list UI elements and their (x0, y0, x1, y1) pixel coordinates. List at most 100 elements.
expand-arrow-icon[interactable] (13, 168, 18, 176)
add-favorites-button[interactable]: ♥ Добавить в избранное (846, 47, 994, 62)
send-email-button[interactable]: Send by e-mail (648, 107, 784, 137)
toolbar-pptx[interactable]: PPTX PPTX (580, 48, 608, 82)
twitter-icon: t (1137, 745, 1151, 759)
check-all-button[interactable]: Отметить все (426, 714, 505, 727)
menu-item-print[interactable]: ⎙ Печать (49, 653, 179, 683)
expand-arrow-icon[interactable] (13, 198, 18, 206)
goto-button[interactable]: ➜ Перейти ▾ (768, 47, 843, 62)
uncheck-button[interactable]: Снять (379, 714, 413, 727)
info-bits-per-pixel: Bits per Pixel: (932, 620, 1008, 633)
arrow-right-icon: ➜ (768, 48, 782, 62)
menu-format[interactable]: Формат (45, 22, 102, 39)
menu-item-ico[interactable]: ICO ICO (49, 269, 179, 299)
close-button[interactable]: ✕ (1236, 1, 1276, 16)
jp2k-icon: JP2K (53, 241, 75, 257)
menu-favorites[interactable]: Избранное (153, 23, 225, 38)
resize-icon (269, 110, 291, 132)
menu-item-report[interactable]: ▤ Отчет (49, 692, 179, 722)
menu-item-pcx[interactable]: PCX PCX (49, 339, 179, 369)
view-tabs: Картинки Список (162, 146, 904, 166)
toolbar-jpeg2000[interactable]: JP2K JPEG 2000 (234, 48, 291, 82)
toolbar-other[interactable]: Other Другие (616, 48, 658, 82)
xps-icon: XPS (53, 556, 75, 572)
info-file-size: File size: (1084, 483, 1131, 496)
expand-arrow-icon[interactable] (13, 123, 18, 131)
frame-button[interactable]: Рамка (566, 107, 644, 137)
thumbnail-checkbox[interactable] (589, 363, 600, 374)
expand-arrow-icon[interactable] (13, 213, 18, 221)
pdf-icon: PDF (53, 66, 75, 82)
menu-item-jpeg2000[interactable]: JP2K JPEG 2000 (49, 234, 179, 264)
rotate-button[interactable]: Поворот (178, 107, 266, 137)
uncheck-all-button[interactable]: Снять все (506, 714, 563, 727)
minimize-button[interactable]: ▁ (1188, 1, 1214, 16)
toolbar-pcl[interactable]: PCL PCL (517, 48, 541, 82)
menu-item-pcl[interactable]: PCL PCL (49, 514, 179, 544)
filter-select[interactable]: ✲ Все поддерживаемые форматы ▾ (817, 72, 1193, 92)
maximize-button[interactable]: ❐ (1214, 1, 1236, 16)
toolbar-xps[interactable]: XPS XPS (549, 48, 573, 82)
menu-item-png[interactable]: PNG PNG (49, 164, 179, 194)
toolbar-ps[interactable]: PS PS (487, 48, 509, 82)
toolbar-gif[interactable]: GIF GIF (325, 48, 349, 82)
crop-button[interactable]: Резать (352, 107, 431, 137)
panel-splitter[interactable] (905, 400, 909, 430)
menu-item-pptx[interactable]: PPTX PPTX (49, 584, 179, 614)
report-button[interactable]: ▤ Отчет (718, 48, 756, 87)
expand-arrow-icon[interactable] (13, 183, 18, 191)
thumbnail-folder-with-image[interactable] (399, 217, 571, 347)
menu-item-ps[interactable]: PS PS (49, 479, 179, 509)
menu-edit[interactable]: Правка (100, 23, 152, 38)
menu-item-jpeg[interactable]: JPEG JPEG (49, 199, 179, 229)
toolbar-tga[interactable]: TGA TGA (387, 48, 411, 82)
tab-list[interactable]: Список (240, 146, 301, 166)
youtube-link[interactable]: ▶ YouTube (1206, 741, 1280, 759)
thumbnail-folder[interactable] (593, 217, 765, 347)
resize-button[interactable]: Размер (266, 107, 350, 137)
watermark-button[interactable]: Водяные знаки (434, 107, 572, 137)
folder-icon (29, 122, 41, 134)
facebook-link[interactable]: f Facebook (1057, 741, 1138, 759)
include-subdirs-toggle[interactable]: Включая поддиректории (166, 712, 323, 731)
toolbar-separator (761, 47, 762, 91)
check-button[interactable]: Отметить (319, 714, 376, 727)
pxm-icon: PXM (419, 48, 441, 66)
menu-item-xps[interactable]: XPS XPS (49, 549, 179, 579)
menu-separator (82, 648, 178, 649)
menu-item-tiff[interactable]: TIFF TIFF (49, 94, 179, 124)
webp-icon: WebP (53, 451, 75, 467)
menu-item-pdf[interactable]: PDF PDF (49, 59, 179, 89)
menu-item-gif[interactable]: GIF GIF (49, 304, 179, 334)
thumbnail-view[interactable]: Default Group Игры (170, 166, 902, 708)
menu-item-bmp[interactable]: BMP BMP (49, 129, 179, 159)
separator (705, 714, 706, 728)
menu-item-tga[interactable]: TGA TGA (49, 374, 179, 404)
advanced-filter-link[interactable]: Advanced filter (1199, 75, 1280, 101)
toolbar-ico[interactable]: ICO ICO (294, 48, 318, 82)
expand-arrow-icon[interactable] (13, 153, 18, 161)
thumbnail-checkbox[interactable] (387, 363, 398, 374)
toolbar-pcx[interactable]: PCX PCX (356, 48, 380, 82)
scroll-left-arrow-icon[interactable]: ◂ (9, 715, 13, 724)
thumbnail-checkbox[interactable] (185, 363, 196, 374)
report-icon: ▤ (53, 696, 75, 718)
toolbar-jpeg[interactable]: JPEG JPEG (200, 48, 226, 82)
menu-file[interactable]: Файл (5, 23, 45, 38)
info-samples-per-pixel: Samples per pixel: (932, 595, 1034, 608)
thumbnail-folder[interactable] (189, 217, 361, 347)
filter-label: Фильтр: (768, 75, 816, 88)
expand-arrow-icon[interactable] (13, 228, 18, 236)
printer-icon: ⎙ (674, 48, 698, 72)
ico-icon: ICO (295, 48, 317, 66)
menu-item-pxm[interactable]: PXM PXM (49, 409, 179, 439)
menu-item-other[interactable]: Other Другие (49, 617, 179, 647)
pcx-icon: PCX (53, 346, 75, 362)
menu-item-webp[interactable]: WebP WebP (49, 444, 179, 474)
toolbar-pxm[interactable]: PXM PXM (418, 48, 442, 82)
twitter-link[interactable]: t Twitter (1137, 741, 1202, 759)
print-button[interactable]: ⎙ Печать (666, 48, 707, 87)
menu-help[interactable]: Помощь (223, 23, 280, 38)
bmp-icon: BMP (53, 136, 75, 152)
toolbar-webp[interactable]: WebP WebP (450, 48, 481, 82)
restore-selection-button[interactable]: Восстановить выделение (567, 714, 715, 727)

INSTRUCTIONS FOR THE TASK:
Copy the row above word for word, line by line, without changing anything.

CORRECT OUTPUT:
list UI elements and their (x0, y0, x1, y1) pixel coordinates. List at most 100 elements.
expand-arrow-icon[interactable] (13, 168, 18, 176)
add-favorites-button[interactable]: ♥ Добавить в избранное (846, 47, 994, 62)
send-email-button[interactable]: Send by e-mail (648, 107, 784, 137)
toolbar-pptx[interactable]: PPTX PPTX (580, 48, 608, 82)
twitter-icon: t (1137, 745, 1151, 759)
check-all-button[interactable]: Отметить все (426, 714, 505, 727)
menu-item-print[interactable]: ⎙ Печать (49, 653, 179, 683)
expand-arrow-icon[interactable] (13, 198, 18, 206)
goto-button[interactable]: ➜ Перейти ▾ (768, 47, 843, 62)
uncheck-button[interactable]: Снять (379, 714, 413, 727)
info-bits-per-pixel: Bits per Pixel: (932, 620, 1008, 633)
arrow-right-icon: ➜ (768, 48, 782, 62)
menu-format[interactable]: Формат (45, 22, 102, 39)
menu-item-ico[interactable]: ICO ICO (49, 269, 179, 299)
close-button[interactable]: ✕ (1236, 1, 1276, 16)
jp2k-icon: JP2K (53, 241, 75, 257)
menu-favorites[interactable]: Избранное (153, 23, 225, 38)
resize-icon (269, 110, 291, 132)
menu-item-report[interactable]: ▤ Отчет (49, 692, 179, 722)
menu-item-pcx[interactable]: PCX PCX (49, 339, 179, 369)
view-tabs: Картинки Список (162, 146, 904, 166)
toolbar-jpeg2000[interactable]: JP2K JPEG 2000 (234, 48, 291, 82)
toolbar-other[interactable]: Other Другие (616, 48, 658, 82)
xps-icon: XPS (53, 556, 75, 572)
info-file-size: File size: (1084, 483, 1131, 496)
expand-arrow-icon[interactable] (13, 123, 18, 131)
frame-button[interactable]: Рамка (566, 107, 644, 137)
thumbnail-checkbox[interactable] (589, 363, 600, 374)
expand-arrow-icon[interactable] (13, 213, 18, 221)
pdf-icon: PDF (53, 66, 75, 82)
menu-item-jpeg2000[interactable]: JP2K JPEG 2000 (49, 234, 179, 264)
rotate-button[interactable]: Поворот (178, 107, 266, 137)
uncheck-all-button[interactable]: Снять все (506, 714, 563, 727)
minimize-button[interactable]: ▁ (1188, 1, 1214, 16)
toolbar-pcl[interactable]: PCL PCL (517, 48, 541, 82)
menu-item-pcl[interactable]: PCL PCL (49, 514, 179, 544)
filter-select[interactable]: ✲ Все поддерживаемые форматы ▾ (817, 72, 1193, 92)
maximize-button[interactable]: ❐ (1214, 1, 1236, 16)
toolbar-xps[interactable]: XPS XPS (549, 48, 573, 82)
menu-item-png[interactable]: PNG PNG (49, 164, 179, 194)
toolbar-ps[interactable]: PS PS (487, 48, 509, 82)
toolbar-gif[interactable]: GIF GIF (325, 48, 349, 82)
crop-button[interactable]: Резать (352, 107, 431, 137)
panel-splitter[interactable] (905, 400, 909, 430)
menu-item-pptx[interactable]: PPTX PPTX (49, 584, 179, 614)
report-button[interactable]: ▤ Отчет (718, 48, 756, 87)
expand-arrow-icon[interactable] (13, 183, 18, 191)
thumbnail-folder-with-image[interactable] (399, 217, 571, 347)
menu-item-ps[interactable]: PS PS (49, 479, 179, 509)
menu-edit[interactable]: Правка (100, 23, 152, 38)
menu-item-jpeg[interactable]: JPEG JPEG (49, 199, 179, 229)
toolbar-tga[interactable]: TGA TGA (387, 48, 411, 82)
tab-list[interactable]: Список (240, 146, 301, 166)
youtube-link[interactable]: ▶ YouTube (1206, 741, 1280, 759)
thumbnail-folder[interactable] (593, 217, 765, 347)
resize-button[interactable]: Размер (266, 107, 350, 137)
watermark-button[interactable]: Водяные знаки (434, 107, 572, 137)
folder-icon (29, 122, 41, 134)
facebook-link[interactable]: f Facebook (1057, 741, 1138, 759)
include-subdirs-toggle[interactable]: Включая поддиректории (166, 712, 323, 731)
toolbar-separator (761, 47, 762, 91)
check-button[interactable]: Отметить (319, 714, 376, 727)
pxm-icon: PXM (419, 48, 441, 66)
menu-item-xps[interactable]: XPS XPS (49, 549, 179, 579)
menu-separator (82, 648, 178, 649)
menu-item-tiff[interactable]: TIFF TIFF (49, 94, 179, 124)
webp-icon: WebP (53, 451, 75, 467)
menu-item-pdf[interactable]: PDF PDF (49, 59, 179, 89)
menu-item-gif[interactable]: GIF GIF (49, 304, 179, 334)
thumbnail-view[interactable]: Default Group Игры (170, 166, 902, 708)
menu-item-bmp[interactable]: BMP BMP (49, 129, 179, 159)
separator (705, 714, 706, 728)
menu-item-tga[interactable]: TGA TGA (49, 374, 179, 404)
advanced-filter-link[interactable]: Advanced filter (1199, 75, 1280, 101)
toolbar-ico[interactable]: ICO ICO (294, 48, 318, 82)
expand-arrow-icon[interactable] (13, 153, 18, 161)
thumbnail-checkbox[interactable] (387, 363, 398, 374)
toolbar-pcx[interactable]: PCX PCX (356, 48, 380, 82)
scroll-left-arrow-icon[interactable]: ◂ (9, 715, 13, 724)
thumbnail-checkbox[interactable] (185, 363, 196, 374)
report-icon: ▤ (53, 696, 75, 718)
toolbar-jpeg[interactable]: JPEG JPEG (200, 48, 226, 82)
menu-file[interactable]: Файл (5, 23, 45, 38)
info-samples-per-pixel: Samples per pixel: (932, 595, 1034, 608)
thumbnail-folder[interactable] (189, 217, 361, 347)
filter-label: Фильтр: (768, 75, 816, 88)
expand-arrow-icon[interactable] (13, 228, 18, 236)
printer-icon: ⎙ (674, 48, 698, 72)
ico-icon: ICO (295, 48, 317, 66)
menu-item-pxm[interactable]: PXM PXM (49, 409, 179, 439)
menu-item-other[interactable]: Other Другие (49, 617, 179, 647)
pcx-icon: PCX (53, 346, 75, 362)
menu-item-webp[interactable]: WebP WebP (49, 444, 179, 474)
toolbar-pxm[interactable]: PXM PXM (418, 48, 442, 82)
twitter-link[interactable]: t Twitter (1137, 741, 1202, 759)
print-button[interactable]: ⎙ Печать (666, 48, 707, 87)
menu-help[interactable]: Помощь (223, 23, 280, 38)
bmp-icon: BMP (53, 136, 75, 152)
toolbar-webp[interactable]: WebP WebP (450, 48, 481, 82)
restore-selection-button[interactable]: Восстановить выделение (567, 714, 715, 727)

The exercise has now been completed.